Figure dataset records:
____

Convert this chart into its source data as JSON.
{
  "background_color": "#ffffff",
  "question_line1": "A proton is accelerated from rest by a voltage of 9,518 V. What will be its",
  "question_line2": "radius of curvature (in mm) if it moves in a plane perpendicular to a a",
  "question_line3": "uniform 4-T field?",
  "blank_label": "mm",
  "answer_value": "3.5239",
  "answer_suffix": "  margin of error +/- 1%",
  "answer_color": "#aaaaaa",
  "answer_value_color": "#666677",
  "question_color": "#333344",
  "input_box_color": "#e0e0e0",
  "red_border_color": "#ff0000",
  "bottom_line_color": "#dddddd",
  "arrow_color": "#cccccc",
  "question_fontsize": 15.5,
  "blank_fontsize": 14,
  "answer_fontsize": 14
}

____

▶ [DIRECTIONS FOR THIS TASK] Write out the material exactly as given.

▶ [SOLUTION]
Convert this chart into its source data as JSON.
{
  "background_color": "#ffffff",
  "question_line1": "A proton is accelerated from rest by a voltage of 9,518 V. What will be its",
  "question_line2": "radius of curvature (in mm) if it moves in a plane perpendicular to a a",
  "question_line3": "uniform 4-T field?",
  "blank_label": "mm",
  "answer_value": "3.5239",
  "answer_suffix": "  margin of error +/- 1%",
  "answer_color": "#aaaaaa",
  "answer_value_color": "#666677",
  "question_color": "#333344",
  "input_box_color": "#e0e0e0",
  "red_border_color": "#ff0000",
  "bottom_line_color": "#dddddd",
  "arrow_color": "#cccccc",
  "question_fontsize": 15.5,
  "blank_fontsize": 14,
  "answer_fontsize": 14
}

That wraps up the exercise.